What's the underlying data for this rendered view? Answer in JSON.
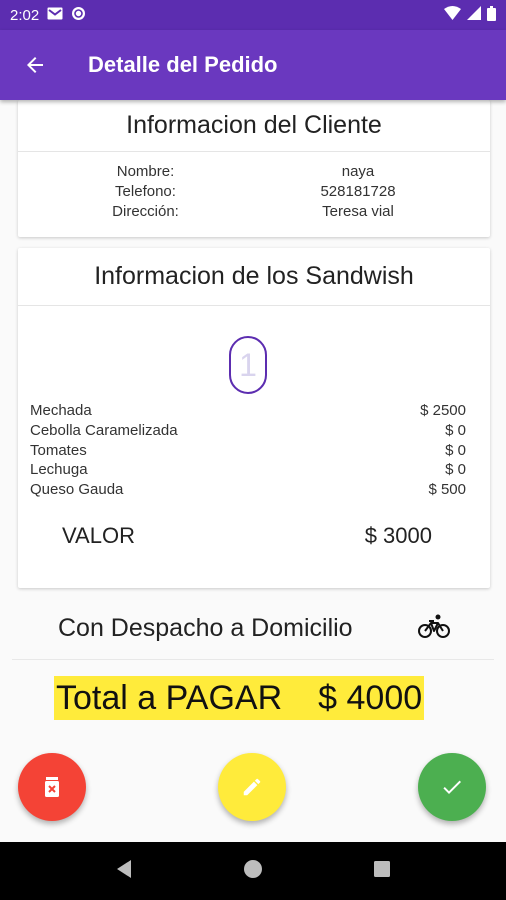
{
  "status_bar": {
    "time": "2:02"
  },
  "app_bar": {
    "title": "Detalle del Pedido"
  },
  "cliente": {
    "title": "Informacion del Cliente",
    "rows": [
      {
        "label": "Nombre:",
        "value": "naya"
      },
      {
        "label": "Telefono:",
        "value": "528181728"
      },
      {
        "label": "Dirección:",
        "value": "Teresa vial"
      }
    ]
  },
  "sandwish": {
    "title": "Informacion de los Sandwish",
    "quantity": "1",
    "items": [
      {
        "name": "Mechada",
        "price": "$ 2500"
      },
      {
        "name": "Cebolla Caramelizada",
        "price": "$ 0"
      },
      {
        "name": "Tomates",
        "price": "$ 0"
      },
      {
        "name": "Lechuga",
        "price": "$ 0"
      },
      {
        "name": "Queso Gauda",
        "price": "$ 500"
      }
    ],
    "valor_label": "VALOR",
    "valor_amount": "$ 3000"
  },
  "despacho": {
    "label": "Con Despacho a Domicilio",
    "icon": "bicycle-icon"
  },
  "total": {
    "label": "Total a PAGAR",
    "amount": "$ 4000"
  },
  "actions": {
    "delete_icon": "trash-icon",
    "edit_icon": "pencil-icon",
    "confirm_icon": "check-icon"
  },
  "colors": {
    "primary": "#6a38bf",
    "status_bar": "#5c2db0",
    "highlight": "#ffeb3b",
    "delete": "#f44336",
    "confirm": "#4caf50"
  }
}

To be done: In the listing above, find each line with the word "value" and copy it.

The reply:
        "value": "naya"
        "value": "528181728"
        "value": "Teresa vial"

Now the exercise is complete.